[WHAT YOU HAVE TO DO]:
Select each line where the word "shortcut" appears.

* BEGIN *

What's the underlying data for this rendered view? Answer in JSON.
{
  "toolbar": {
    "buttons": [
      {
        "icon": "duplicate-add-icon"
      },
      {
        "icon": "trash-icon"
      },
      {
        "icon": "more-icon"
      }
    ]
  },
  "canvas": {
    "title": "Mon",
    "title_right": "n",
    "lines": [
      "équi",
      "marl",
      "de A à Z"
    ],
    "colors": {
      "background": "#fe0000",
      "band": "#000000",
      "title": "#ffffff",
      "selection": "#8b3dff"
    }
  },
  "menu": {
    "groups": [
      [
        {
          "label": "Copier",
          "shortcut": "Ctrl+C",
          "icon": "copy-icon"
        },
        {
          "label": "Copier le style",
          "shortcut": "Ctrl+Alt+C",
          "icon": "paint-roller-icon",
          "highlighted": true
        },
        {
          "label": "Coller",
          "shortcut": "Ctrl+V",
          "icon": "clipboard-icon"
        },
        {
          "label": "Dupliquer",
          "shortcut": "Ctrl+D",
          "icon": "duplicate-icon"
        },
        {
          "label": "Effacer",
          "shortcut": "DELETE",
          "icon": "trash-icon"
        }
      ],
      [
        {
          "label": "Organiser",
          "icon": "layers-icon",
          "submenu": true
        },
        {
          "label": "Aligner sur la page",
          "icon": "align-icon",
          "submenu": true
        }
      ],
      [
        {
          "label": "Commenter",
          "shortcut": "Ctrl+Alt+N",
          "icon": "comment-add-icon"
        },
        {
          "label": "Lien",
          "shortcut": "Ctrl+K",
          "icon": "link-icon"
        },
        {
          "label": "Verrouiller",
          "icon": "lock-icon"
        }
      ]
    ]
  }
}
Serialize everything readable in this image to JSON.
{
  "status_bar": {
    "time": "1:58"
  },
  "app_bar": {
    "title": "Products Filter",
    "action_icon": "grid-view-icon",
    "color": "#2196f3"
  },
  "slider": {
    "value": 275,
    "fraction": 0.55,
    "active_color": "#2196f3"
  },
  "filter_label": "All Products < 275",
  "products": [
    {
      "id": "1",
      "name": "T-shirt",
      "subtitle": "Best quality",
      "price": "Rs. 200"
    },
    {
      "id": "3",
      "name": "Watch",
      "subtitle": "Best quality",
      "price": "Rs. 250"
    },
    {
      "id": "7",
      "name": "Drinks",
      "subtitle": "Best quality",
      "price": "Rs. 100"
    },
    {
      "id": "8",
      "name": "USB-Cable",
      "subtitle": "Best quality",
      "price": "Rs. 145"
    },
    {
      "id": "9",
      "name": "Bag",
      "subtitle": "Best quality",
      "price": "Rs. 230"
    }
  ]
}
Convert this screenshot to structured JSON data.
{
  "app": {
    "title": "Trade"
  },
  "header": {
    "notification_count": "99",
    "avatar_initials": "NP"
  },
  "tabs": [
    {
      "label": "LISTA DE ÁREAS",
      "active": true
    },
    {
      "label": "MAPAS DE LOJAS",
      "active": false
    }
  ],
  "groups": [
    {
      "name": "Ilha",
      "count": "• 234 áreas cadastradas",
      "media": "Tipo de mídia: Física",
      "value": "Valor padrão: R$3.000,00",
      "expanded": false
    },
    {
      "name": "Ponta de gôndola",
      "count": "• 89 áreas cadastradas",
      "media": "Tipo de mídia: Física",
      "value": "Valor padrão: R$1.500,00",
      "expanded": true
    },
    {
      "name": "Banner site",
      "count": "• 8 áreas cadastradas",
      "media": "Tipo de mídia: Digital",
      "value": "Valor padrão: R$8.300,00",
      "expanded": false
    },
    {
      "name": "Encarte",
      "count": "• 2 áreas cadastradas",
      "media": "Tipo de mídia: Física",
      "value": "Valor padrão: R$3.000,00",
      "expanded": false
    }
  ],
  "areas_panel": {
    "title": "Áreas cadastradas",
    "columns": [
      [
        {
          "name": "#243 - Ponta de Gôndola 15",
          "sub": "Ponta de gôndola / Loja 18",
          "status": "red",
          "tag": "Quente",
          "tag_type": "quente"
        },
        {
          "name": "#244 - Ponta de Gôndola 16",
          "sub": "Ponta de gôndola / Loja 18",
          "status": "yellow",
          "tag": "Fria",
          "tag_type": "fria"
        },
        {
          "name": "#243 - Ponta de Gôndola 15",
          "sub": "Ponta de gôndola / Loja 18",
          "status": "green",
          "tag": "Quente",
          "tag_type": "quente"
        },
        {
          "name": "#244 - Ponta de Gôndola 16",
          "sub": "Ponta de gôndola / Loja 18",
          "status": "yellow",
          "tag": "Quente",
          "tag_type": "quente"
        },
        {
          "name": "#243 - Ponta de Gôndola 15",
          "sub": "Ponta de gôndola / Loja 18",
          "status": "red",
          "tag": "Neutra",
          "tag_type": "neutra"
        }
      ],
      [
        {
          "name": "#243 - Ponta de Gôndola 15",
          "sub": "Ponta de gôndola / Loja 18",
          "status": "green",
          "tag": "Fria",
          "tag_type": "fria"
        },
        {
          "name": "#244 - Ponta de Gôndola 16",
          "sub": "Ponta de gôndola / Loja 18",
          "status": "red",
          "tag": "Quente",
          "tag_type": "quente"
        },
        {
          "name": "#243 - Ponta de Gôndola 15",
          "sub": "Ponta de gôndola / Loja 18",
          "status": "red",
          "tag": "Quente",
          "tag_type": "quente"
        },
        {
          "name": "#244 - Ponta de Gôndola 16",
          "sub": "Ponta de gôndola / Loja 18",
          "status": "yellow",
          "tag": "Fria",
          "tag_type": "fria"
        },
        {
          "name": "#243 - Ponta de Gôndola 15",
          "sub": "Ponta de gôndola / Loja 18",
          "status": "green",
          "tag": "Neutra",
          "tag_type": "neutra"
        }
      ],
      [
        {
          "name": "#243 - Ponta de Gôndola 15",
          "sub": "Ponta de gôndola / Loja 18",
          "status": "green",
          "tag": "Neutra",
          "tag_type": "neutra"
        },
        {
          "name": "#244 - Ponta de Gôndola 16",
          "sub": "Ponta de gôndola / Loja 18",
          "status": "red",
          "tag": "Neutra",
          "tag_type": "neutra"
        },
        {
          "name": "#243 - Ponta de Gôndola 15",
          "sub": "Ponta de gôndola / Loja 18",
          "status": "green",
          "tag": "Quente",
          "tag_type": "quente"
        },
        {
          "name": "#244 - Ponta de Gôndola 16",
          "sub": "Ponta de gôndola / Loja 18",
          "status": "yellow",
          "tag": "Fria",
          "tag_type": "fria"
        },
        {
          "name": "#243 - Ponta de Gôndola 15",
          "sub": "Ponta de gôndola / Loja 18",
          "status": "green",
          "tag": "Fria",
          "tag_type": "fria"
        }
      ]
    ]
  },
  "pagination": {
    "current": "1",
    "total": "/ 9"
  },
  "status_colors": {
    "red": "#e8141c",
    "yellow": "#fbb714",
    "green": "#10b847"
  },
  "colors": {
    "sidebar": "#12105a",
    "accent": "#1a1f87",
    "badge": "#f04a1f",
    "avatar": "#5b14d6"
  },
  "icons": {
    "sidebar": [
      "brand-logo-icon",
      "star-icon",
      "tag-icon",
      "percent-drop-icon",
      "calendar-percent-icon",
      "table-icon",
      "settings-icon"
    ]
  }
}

* END *

[WORKED SOLUTION]:
          "shortcut": "Ctrl+C",
          "shortcut": "Ctrl+Alt+C",
          "shortcut": "Ctrl+V",
          "shortcut": "Ctrl+D",
          "shortcut": "DELETE",
          "shortcut": "Ctrl+Alt+N",
          "shortcut": "Ctrl+K",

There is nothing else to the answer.